Picture the scene in your mind: It's Christmastime, and the Washington Post editorial board is having one of its last meetings before the end of the year. There's a tinseled tree in the corner, egg nog on the table, managing editor Cameron Barr is wearing his best ugly sweater and the mood is bright and cheerful--except for poor Jennifer Rubin, who sits by herself at the far end of the room, her dour expression like that of Ebenezer Scrooge contemplating the price of a lump of coal before slipping it into Tiny Tim's stocking.
"Oh, come now," Barr says to her. "It's Christmas, Jen! Sure, Donald Trump got his tax cut--but he hasn't been on Twitter in days. He isn't even taking Eminem's bait. How about you find something else to write about, just this one time?"
A glimmer then appears in Rubin's eyes. She puts down her egg nog, which Barr secretly spiked with the Pepe Lopez tequila Bob Woodward gave him as a gag gift, as the barest hint of a smile touches her lips.
"Yes," she says, nodding slowly.
Barr leans in anxiously.
"Of course," Rubin continues, the glimmer in her eyes becoming a spark.
The excitement swells within Barr, so much he can barely contain it.
"Why didn't I think of it before?" Rubin asks, the spark becoming a fire.
Barr can't wait any longer. "What is it, Jen? Tell me!"
Rubin stands up slowly, balling her hands into fists so tightly the knuckles crack.
"Ivanka!" she growls, dashing out of the room and straight to her desk, where she begins typing furiously.
"Well, I tried," Carr shrugs. "Now where did I leave that bottle of Pepe?"
You have to give Rubin her props, though--nothing clickbaits like Ivanka Trump, and given the level of thought that went into her latest #NeverTrump screed, we're talking about a maximum return on investment with a minimum of effort. Even the Donald himself would like that business model. Here's how Rubin announced things on Twitter:
Maybe it's just me, but Jennifer Rubin pooh-poohing 75 extra bucks in Joe Sixpack's wallet recalls the huffiness of Leona Helmsley's remark about tax laws being for the little people. But what's up with the Ivanka hate? Even Rosie O'Donnell couldn't help but like her, and we all know Rosie's feelings about dear old daddy. Maybe, like Lucy from Peanuts, Rubin didn't get the real estate she wanted for Christmas. Whatever the reason, she comes off as pretty cranky:
She’s a walking advertisement for the danger of nepotism, an exemplar of class privilege and a perfect representative for Republican know-nothingism. She was supposed to be the brains of the family and the moral ballast; instead, she’s a self-righteous enabler.

--- Data segment ---
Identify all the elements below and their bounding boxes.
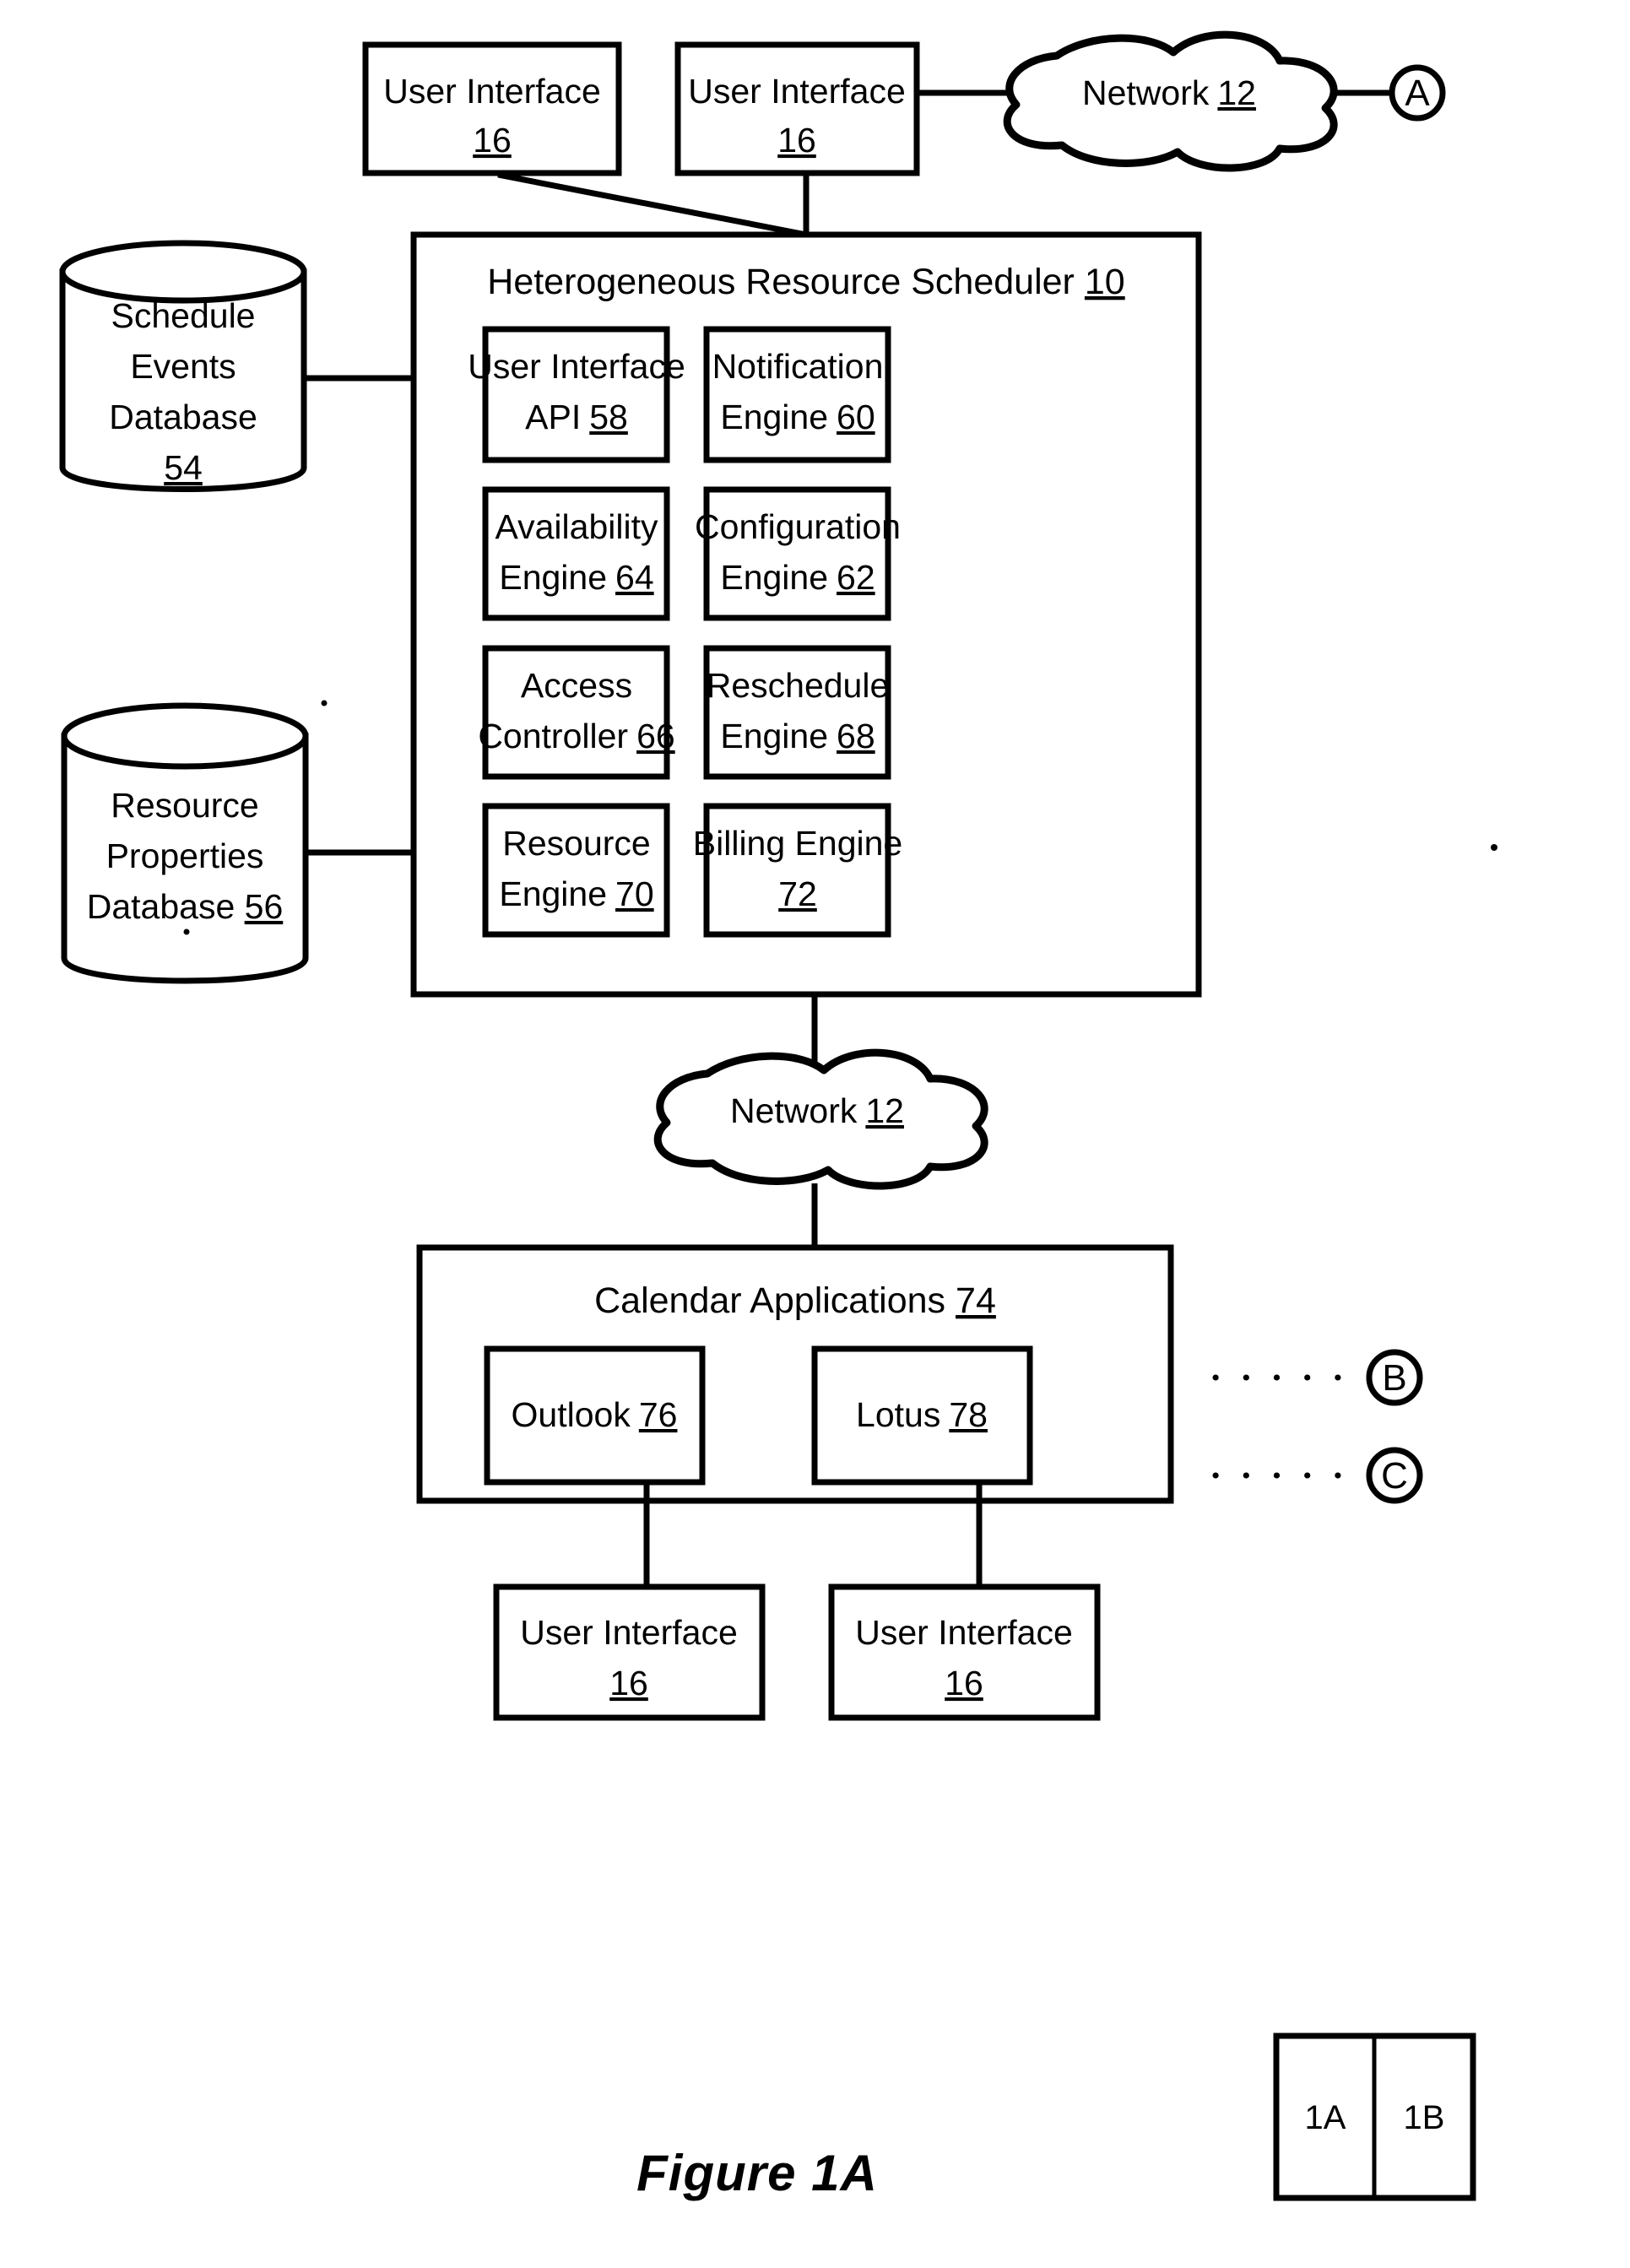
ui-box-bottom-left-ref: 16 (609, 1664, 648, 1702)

--- Required work ---
(a) Copy the Jennifer Rubin piece between "A glimmer then" and "becoming a spark.", inclusive, renaming "glimmer" as "twinkle" throughout.
(b) In the Jennifer Rubin piece, which tequila did Barr secretly spike Rubin's egg nog with?
The data comes from a different source than the Jennifer Rubin piece.

--- Answer set ---
(a)
A twinkle then appears in Rubin's eyes. She puts down her egg nog, which Barr secretly spiked with the Pepe Lopez tequila Bob Woodward gave him as a gag gift, as the barest hint of a smile touches her lips.
"Yes," she says, nodding slowly.
Barr leans in anxiously.
"Of course," Rubin continues, the twinkle in her eyes becoming a spark.

(b) Pepe Lopez tequila.